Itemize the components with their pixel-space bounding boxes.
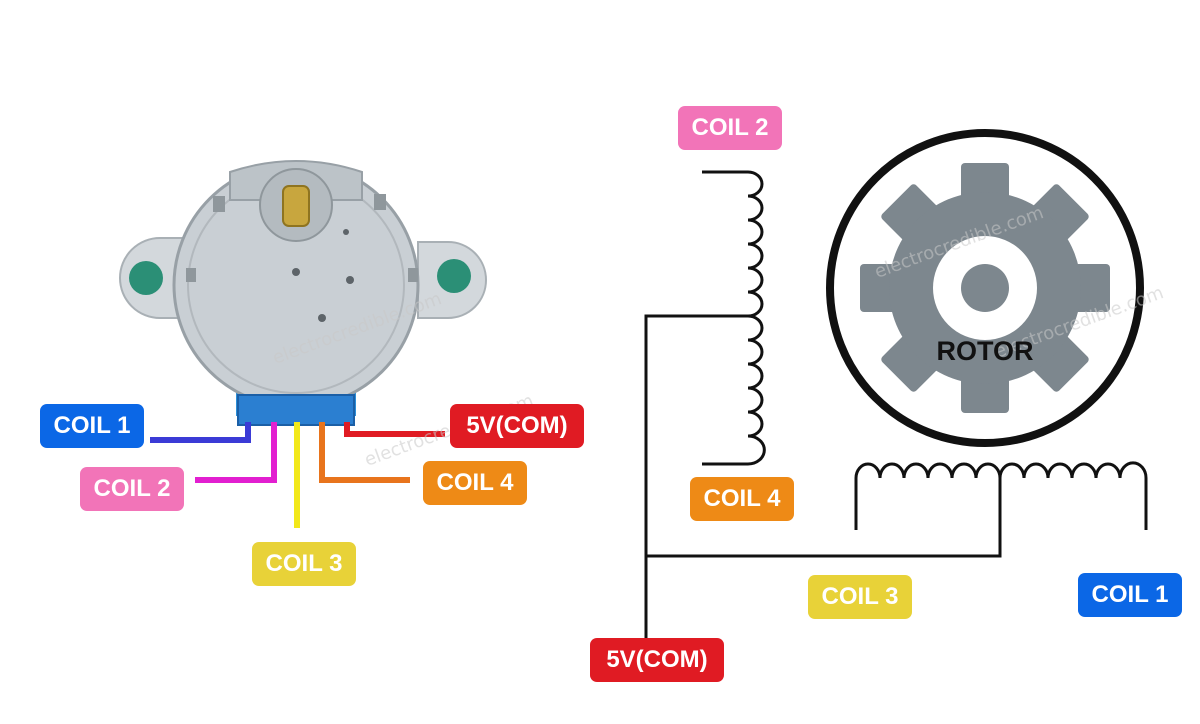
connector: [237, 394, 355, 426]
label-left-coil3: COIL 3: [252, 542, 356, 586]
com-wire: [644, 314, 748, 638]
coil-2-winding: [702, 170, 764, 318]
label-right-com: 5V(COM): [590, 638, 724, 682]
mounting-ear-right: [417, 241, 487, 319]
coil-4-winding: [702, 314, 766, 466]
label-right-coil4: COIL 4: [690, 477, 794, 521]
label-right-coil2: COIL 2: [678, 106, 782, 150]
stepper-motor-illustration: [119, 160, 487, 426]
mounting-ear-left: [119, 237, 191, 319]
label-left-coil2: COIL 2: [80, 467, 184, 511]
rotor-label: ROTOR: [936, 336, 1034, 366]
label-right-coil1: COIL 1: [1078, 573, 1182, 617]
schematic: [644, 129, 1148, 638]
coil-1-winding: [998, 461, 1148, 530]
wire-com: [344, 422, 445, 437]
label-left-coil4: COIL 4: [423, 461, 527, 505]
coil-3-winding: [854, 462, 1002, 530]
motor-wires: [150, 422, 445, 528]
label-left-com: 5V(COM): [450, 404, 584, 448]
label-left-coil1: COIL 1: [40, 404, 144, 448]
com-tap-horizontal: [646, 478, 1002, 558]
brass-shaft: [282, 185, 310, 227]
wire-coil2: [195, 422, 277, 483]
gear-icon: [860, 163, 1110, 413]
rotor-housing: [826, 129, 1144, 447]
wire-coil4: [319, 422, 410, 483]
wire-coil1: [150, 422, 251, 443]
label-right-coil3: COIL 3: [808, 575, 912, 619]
^^^^
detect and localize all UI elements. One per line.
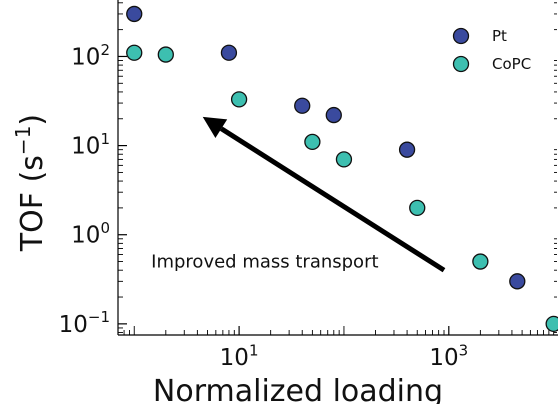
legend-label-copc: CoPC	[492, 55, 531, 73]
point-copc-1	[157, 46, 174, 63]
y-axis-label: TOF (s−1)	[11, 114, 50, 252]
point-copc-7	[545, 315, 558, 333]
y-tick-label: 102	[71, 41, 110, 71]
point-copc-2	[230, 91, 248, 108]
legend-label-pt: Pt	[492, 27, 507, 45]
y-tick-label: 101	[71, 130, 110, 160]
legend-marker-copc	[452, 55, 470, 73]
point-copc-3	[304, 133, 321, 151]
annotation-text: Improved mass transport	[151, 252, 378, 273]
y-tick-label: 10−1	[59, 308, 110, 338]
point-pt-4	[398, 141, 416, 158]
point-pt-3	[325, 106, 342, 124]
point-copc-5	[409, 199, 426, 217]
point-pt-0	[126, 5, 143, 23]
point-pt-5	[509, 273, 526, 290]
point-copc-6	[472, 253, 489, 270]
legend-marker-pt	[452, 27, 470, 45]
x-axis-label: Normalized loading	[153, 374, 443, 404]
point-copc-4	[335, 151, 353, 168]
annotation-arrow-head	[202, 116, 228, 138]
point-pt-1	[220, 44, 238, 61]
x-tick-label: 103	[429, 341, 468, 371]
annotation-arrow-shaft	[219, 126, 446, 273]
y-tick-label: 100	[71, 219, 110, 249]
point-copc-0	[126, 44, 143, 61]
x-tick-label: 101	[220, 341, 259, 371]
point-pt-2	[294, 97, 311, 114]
^^^^
*Written request:*
Copy the stretch of the records above from the line containing "connector: [237, 394, 355, 426]" through the line containing "label-right-coil3: COIL 3: [808, 575, 912, 619]", including both of those lines, character for character.

*Completed exercise:*
connector: [237, 394, 355, 426]
label-left-coil3: COIL 3: [252, 542, 356, 586]
com-wire: [644, 314, 748, 638]
coil-2-winding: [702, 170, 764, 318]
label-right-com: 5V(COM): [590, 638, 724, 682]
mounting-ear-right: [417, 241, 487, 319]
coil-4-winding: [702, 314, 766, 466]
label-right-coil4: COIL 4: [690, 477, 794, 521]
label-right-coil2: COIL 2: [678, 106, 782, 150]
stepper-motor-illustration: [119, 160, 487, 426]
mounting-ear-left: [119, 237, 191, 319]
label-left-coil2: COIL 2: [80, 467, 184, 511]
rotor-label: ROTOR: [936, 336, 1034, 366]
label-right-coil1: COIL 1: [1078, 573, 1182, 617]
schematic: [644, 129, 1148, 638]
coil-1-winding: [998, 461, 1148, 530]
wire-com: [344, 422, 445, 437]
label-left-coil4: COIL 4: [423, 461, 527, 505]
coil-3-winding: [854, 462, 1002, 530]
motor-wires: [150, 422, 445, 528]
label-left-com: 5V(COM): [450, 404, 584, 448]
label-left-coil1: COIL 1: [40, 404, 144, 448]
com-tap-horizontal: [646, 478, 1002, 558]
brass-shaft: [282, 185, 310, 227]
wire-coil2: [195, 422, 277, 483]
gear-icon: [860, 163, 1110, 413]
rotor-housing: [826, 129, 1144, 447]
wire-coil4: [319, 422, 410, 483]
wire-coil1: [150, 422, 251, 443]
label-right-coil3: COIL 3: [808, 575, 912, 619]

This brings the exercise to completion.